◆ Data shown:
###

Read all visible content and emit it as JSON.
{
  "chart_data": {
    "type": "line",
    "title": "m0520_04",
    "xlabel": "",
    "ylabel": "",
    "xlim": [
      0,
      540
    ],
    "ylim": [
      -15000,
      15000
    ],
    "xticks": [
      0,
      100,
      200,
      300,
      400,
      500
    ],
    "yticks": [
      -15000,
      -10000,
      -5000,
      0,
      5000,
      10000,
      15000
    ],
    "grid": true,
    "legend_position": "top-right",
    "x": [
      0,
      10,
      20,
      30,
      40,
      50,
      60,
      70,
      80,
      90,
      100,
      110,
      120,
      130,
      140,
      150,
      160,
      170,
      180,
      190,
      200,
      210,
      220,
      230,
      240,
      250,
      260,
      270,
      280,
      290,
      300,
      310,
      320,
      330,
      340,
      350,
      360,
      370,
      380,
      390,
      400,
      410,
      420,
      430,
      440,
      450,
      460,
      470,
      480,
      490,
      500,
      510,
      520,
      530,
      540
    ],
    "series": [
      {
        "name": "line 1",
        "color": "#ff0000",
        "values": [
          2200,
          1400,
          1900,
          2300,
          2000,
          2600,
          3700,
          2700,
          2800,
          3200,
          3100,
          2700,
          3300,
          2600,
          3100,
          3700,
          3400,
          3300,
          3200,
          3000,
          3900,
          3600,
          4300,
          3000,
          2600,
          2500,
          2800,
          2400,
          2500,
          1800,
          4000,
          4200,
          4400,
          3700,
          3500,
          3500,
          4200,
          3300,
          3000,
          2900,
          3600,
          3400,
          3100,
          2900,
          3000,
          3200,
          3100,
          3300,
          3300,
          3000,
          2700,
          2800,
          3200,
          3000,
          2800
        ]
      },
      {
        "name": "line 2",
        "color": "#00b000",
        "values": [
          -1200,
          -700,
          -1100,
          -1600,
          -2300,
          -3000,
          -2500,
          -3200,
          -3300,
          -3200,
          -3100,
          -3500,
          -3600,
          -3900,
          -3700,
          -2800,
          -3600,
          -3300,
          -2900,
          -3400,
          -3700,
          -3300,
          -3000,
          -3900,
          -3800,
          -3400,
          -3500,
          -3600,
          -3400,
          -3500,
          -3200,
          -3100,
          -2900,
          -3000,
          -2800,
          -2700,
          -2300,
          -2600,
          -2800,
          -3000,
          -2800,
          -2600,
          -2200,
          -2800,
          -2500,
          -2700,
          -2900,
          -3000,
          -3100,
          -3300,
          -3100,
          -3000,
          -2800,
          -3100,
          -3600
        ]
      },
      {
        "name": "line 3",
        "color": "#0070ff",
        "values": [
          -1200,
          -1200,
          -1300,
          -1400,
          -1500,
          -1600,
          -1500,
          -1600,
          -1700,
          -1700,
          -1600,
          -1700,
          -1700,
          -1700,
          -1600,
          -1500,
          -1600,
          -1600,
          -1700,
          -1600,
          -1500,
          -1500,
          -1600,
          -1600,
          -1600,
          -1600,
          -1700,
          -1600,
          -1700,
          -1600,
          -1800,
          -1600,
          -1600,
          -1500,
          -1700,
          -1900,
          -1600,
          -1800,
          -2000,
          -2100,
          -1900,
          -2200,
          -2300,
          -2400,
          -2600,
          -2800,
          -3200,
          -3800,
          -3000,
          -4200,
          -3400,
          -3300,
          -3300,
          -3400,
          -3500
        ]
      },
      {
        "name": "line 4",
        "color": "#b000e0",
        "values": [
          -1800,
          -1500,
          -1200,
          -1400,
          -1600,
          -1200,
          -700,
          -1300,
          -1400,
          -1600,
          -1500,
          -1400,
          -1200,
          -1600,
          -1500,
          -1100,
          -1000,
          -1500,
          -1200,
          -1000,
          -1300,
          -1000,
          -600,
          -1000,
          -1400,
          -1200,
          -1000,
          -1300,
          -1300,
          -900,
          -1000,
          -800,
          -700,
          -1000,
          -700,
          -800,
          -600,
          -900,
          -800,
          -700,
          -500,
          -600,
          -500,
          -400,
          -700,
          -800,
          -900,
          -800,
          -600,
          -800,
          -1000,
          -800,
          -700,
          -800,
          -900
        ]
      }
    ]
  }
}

###

◆ The exercise: Print the records above in full, exactly.

◆ Task response:
Read all visible content and emit it as JSON.
{
  "chart_data": {
    "type": "line",
    "title": "m0520_04",
    "xlabel": "",
    "ylabel": "",
    "xlim": [
      0,
      540
    ],
    "ylim": [
      -15000,
      15000
    ],
    "xticks": [
      0,
      100,
      200,
      300,
      400,
      500
    ],
    "yticks": [
      -15000,
      -10000,
      -5000,
      0,
      5000,
      10000,
      15000
    ],
    "grid": true,
    "legend_position": "top-right",
    "x": [
      0,
      10,
      20,
      30,
      40,
      50,
      60,
      70,
      80,
      90,
      100,
      110,
      120,
      130,
      140,
      150,
      160,
      170,
      180,
      190,
      200,
      210,
      220,
      230,
      240,
      250,
      260,
      270,
      280,
      290,
      300,
      310,
      320,
      330,
      340,
      350,
      360,
      370,
      380,
      390,
      400,
      410,
      420,
      430,
      440,
      450,
      460,
      470,
      480,
      490,
      500,
      510,
      520,
      530,
      540
    ],
    "series": [
      {
        "name": "line 1",
        "color": "#ff0000",
        "values": [
          2200,
          1400,
          1900,
          2300,
          2000,
          2600,
          3700,
          2700,
          2800,
          3200,
          3100,
          2700,
          3300,
          2600,
          3100,
          3700,
          3400,
          3300,
          3200,
          3000,
          3900,
          3600,
          4300,
          3000,
          2600,
          2500,
          2800,
          2400,
          2500,
          1800,
          4000,
          4200,
          4400,
          3700,
          3500,
          3500,
          4200,
          3300,
          3000,
          2900,
          3600,
          3400,
          3100,
          2900,
          3000,
          3200,
          3100,
          3300,
          3300,
          3000,
          2700,
          2800,
          3200,
          3000,
          2800
        ]
      },
      {
        "name": "line 2",
        "color": "#00b000",
        "values": [
          -1200,
          -700,
          -1100,
          -1600,
          -2300,
          -3000,
          -2500,
          -3200,
          -3300,
          -3200,
          -3100,
          -3500,
          -3600,
          -3900,
          -3700,
          -2800,
          -3600,
          -3300,
          -2900,
          -3400,
          -3700,
          -3300,
          -3000,
          -3900,
          -3800,
          -3400,
          -3500,
          -3600,
          -3400,
          -3500,
          -3200,
          -3100,
          -2900,
          -3000,
          -2800,
          -2700,
          -2300,
          -2600,
          -2800,
          -3000,
          -2800,
          -2600,
          -2200,
          -2800,
          -2500,
          -2700,
          -2900,
          -3000,
          -3100,
          -3300,
          -3100,
          -3000,
          -2800,
          -3100,
          -3600
        ]
      },
      {
        "name": "line 3",
        "color": "#0070ff",
        "values": [
          -1200,
          -1200,
          -1300,
          -1400,
          -1500,
          -1600,
          -1500,
          -1600,
          -1700,
          -1700,
          -1600,
          -1700,
          -1700,
          -1700,
          -1600,
          -1500,
          -1600,
          -1600,
          -1700,
          -1600,
          -1500,
          -1500,
          -1600,
          -1600,
          -1600,
          -1600,
          -1700,
          -1600,
          -1700,
          -1600,
          -1800,
          -1600,
          -1600,
          -1500,
          -1700,
          -1900,
          -1600,
          -1800,
          -2000,
          -2100,
          -1900,
          -2200,
          -2300,
          -2400,
          -2600,
          -2800,
          -3200,
          -3800,
          -3000,
          -4200,
          -3400,
          -3300,
          -3300,
          -3400,
          -3500
        ]
      },
      {
        "name": "line 4",
        "color": "#b000e0",
        "values": [
          -1800,
          -1500,
          -1200,
          -1400,
          -1600,
          -1200,
          -700,
          -1300,
          -1400,
          -1600,
          -1500,
          -1400,
          -1200,
          -1600,
          -1500,
          -1100,
          -1000,
          -1500,
          -1200,
          -1000,
          -1300,
          -1000,
          -600,
          -1000,
          -1400,
          -1200,
          -1000,
          -1300,
          -1300,
          -900,
          -1000,
          -800,
          -700,
          -1000,
          -700,
          -800,
          -600,
          -900,
          -800,
          -700,
          -500,
          -600,
          -500,
          -400,
          -700,
          -800,
          -900,
          -800,
          -600,
          -800,
          -1000,
          -800,
          -700,
          -800,
          -900
        ]
      }
    ]
  }
}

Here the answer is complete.